**Provided records**
<<<<

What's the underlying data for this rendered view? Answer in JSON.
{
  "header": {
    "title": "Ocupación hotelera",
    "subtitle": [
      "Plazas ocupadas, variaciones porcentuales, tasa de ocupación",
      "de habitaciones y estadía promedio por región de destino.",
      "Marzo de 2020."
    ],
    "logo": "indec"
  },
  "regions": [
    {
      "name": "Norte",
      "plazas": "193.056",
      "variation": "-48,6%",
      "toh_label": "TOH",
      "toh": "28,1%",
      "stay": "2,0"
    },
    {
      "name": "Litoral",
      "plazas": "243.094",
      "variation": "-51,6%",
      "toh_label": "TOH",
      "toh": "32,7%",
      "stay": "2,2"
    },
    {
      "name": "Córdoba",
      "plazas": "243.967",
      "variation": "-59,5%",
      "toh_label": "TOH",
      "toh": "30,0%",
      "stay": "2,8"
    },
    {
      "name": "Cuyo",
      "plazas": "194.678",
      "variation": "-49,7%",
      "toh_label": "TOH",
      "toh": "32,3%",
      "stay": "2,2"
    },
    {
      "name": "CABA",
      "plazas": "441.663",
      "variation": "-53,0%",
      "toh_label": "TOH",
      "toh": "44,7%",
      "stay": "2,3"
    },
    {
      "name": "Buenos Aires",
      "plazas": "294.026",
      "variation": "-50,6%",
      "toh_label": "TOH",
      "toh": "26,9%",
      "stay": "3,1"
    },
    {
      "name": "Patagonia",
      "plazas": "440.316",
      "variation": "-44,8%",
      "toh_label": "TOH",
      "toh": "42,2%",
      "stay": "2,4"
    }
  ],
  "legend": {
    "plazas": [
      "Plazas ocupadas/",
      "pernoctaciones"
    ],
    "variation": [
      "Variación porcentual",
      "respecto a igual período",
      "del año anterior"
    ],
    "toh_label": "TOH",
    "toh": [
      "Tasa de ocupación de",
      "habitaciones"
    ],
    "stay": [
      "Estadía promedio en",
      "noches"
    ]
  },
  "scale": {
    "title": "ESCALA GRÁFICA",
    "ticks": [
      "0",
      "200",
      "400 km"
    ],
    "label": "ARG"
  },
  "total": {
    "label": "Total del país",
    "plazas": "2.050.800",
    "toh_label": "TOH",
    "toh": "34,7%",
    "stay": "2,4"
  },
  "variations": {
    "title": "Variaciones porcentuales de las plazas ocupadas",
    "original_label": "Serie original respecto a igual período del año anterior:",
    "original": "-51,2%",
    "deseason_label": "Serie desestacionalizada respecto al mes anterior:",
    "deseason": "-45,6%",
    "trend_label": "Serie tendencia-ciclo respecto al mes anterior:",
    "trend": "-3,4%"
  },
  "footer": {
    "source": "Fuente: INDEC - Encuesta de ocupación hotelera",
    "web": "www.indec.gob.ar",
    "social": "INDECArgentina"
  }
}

>>>>

**To be done**
Take every line containing the word "promedio" and copy it.

**Completed task**
      "de habitaciones y estadía promedio por región de destino.",
      "Estadía promedio en",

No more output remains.